- [Problem to work on]:
Rewrite every item below, changing each "canton-border" to "canton-boundary" and leaving all other text as it is.

(Spatial layout data)

====================

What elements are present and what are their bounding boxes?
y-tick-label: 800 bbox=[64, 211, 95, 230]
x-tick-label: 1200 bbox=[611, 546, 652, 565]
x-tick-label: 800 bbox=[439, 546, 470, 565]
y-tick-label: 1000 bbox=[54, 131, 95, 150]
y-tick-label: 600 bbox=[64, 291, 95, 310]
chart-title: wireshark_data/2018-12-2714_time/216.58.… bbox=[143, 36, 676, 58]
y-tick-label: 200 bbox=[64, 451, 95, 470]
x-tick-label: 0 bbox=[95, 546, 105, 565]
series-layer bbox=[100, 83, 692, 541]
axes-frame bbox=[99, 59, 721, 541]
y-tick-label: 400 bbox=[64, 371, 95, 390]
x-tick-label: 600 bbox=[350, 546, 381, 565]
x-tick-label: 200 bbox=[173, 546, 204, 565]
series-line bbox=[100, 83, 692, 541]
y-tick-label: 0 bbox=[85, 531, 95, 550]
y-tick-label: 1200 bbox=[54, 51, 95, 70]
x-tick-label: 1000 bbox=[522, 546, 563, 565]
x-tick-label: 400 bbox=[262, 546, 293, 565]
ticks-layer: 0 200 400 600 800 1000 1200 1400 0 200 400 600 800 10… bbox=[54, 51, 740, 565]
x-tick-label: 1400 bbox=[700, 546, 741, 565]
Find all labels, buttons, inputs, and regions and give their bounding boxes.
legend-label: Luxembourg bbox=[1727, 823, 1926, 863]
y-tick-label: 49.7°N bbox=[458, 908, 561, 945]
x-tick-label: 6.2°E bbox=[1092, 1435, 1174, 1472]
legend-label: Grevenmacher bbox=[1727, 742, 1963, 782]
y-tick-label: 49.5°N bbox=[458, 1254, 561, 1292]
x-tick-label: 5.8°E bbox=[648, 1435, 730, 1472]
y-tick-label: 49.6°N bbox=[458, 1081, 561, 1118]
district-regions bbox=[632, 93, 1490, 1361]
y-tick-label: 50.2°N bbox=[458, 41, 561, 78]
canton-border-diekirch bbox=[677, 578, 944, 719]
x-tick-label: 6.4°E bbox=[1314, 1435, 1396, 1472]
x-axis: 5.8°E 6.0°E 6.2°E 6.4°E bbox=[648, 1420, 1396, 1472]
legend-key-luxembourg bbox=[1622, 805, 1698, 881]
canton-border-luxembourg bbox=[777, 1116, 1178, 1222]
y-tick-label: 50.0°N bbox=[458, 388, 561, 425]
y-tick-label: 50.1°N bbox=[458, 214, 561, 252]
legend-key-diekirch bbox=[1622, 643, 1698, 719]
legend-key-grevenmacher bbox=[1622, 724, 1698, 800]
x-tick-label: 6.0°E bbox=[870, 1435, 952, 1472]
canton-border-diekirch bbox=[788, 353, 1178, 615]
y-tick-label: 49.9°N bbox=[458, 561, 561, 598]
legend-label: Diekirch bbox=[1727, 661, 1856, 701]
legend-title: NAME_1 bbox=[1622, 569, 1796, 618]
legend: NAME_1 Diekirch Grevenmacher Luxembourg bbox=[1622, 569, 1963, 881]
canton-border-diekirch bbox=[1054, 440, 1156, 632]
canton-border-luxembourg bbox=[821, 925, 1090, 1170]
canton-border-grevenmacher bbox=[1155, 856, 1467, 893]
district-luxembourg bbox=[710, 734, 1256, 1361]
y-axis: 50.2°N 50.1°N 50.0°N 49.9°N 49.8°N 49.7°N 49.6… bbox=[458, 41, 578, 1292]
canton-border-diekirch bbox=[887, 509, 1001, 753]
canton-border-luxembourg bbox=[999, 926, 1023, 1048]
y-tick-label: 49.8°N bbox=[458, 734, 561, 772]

====================

- [Full solution]:
What elements are present and what are their bounding boxes?
y-tick-label: 800 bbox=[64, 211, 95, 230]
x-tick-label: 1200 bbox=[611, 546, 652, 565]
x-tick-label: 800 bbox=[439, 546, 470, 565]
y-tick-label: 1000 bbox=[54, 131, 95, 150]
y-tick-label: 600 bbox=[64, 291, 95, 310]
chart-title: wireshark_data/2018-12-2714_time/216.58.… bbox=[143, 36, 676, 58]
y-tick-label: 200 bbox=[64, 451, 95, 470]
x-tick-label: 0 bbox=[95, 546, 105, 565]
series-layer bbox=[100, 83, 692, 541]
axes-frame bbox=[99, 59, 721, 541]
y-tick-label: 400 bbox=[64, 371, 95, 390]
x-tick-label: 600 bbox=[350, 546, 381, 565]
x-tick-label: 200 bbox=[173, 546, 204, 565]
series-line bbox=[100, 83, 692, 541]
y-tick-label: 0 bbox=[85, 531, 95, 550]
y-tick-label: 1200 bbox=[54, 51, 95, 70]
x-tick-label: 1000 bbox=[522, 546, 563, 565]
x-tick-label: 400 bbox=[262, 546, 293, 565]
ticks-layer: 0 200 400 600 800 1000 1200 1400 0 200 400 600 800 10… bbox=[54, 51, 740, 565]
x-tick-label: 1400 bbox=[700, 546, 741, 565]
Find all labels, buttons, inputs, and regions and give their bounding boxes.
legend-label: Luxembourg bbox=[1727, 823, 1926, 863]
y-tick-label: 49.7°N bbox=[458, 908, 561, 945]
x-tick-label: 6.2°E bbox=[1092, 1435, 1174, 1472]
legend-label: Grevenmacher bbox=[1727, 742, 1963, 782]
y-tick-label: 49.5°N bbox=[458, 1254, 561, 1292]
x-tick-label: 5.8°E bbox=[648, 1435, 730, 1472]
y-tick-label: 49.6°N bbox=[458, 1081, 561, 1118]
district-regions bbox=[632, 93, 1490, 1361]
y-tick-label: 50.2°N bbox=[458, 41, 561, 78]
canton-boundary-diekirch bbox=[677, 578, 944, 719]
x-tick-label: 6.4°E bbox=[1314, 1435, 1396, 1472]
x-axis: 5.8°E 6.0°E 6.2°E 6.4°E bbox=[648, 1420, 1396, 1472]
legend-key-luxembourg bbox=[1622, 805, 1698, 881]
canton-boundary-luxembourg bbox=[777, 1116, 1178, 1222]
y-tick-label: 50.0°N bbox=[458, 388, 561, 425]
y-tick-label: 50.1°N bbox=[458, 214, 561, 252]
legend-key-diekirch bbox=[1622, 643, 1698, 719]
legend-key-grevenmacher bbox=[1622, 724, 1698, 800]
x-tick-label: 6.0°E bbox=[870, 1435, 952, 1472]
canton-boundary-diekirch bbox=[788, 353, 1178, 615]
y-tick-label: 49.9°N bbox=[458, 561, 561, 598]
legend-label: Diekirch bbox=[1727, 661, 1856, 701]
legend-title: NAME_1 bbox=[1622, 569, 1796, 618]
legend: NAME_1 Diekirch Grevenmacher Luxembourg bbox=[1622, 569, 1963, 881]
canton-boundary-diekirch bbox=[1054, 440, 1156, 632]
canton-boundary-luxembourg bbox=[821, 925, 1090, 1170]
canton-boundary-grevenmacher bbox=[1155, 856, 1467, 893]
district-luxembourg bbox=[710, 734, 1256, 1361]
y-axis: 50.2°N 50.1°N 50.0°N 49.9°N 49.8°N 49.7°N 49.6… bbox=[458, 41, 578, 1292]
canton-boundary-diekirch bbox=[887, 509, 1001, 753]
canton-boundary-luxembourg bbox=[999, 926, 1023, 1048]
y-tick-label: 49.8°N bbox=[458, 734, 561, 772]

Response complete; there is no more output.